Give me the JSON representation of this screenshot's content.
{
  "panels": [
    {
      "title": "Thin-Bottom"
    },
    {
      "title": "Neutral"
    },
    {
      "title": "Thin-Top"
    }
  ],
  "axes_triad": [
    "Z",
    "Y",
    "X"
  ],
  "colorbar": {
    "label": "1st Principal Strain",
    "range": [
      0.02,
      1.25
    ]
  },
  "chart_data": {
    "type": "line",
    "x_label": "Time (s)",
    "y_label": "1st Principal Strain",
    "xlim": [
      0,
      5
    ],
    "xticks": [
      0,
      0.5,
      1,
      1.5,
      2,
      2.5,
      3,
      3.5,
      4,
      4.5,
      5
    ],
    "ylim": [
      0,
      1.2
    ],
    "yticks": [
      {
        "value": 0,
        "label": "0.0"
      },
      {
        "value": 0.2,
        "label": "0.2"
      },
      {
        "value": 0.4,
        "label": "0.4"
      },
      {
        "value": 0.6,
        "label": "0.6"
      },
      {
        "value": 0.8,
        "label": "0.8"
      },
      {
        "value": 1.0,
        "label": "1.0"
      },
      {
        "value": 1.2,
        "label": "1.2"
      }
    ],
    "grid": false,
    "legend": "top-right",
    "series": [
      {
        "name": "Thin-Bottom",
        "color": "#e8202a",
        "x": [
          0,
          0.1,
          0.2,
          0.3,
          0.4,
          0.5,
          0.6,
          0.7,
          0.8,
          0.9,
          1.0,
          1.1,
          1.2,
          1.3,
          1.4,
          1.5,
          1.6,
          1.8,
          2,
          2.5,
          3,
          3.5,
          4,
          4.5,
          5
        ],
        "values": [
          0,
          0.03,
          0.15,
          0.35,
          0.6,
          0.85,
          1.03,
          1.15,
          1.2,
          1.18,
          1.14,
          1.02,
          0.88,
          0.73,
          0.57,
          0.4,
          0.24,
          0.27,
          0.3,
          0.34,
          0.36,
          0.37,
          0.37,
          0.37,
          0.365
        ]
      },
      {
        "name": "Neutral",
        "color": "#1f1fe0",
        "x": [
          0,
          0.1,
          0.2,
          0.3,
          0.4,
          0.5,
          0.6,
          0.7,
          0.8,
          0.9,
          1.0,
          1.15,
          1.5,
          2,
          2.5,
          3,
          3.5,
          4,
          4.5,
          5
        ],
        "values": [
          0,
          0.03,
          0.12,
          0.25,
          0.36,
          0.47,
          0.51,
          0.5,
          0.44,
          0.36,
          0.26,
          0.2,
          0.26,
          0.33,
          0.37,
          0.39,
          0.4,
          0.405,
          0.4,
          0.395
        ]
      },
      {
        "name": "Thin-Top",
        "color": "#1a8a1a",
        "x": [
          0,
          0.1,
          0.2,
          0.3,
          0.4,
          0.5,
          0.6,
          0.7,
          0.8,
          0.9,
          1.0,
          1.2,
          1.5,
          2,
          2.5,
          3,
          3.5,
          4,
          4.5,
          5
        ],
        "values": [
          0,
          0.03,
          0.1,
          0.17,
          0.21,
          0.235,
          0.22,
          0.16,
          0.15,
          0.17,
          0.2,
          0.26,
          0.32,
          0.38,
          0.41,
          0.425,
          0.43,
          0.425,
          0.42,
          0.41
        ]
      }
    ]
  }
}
========================================
Stated exercise: Show all lines in the entries above where the word "Principal" appears.

Task answer:
    "label": "1st Principal Strain",
    "y_label": "1st Principal Strain",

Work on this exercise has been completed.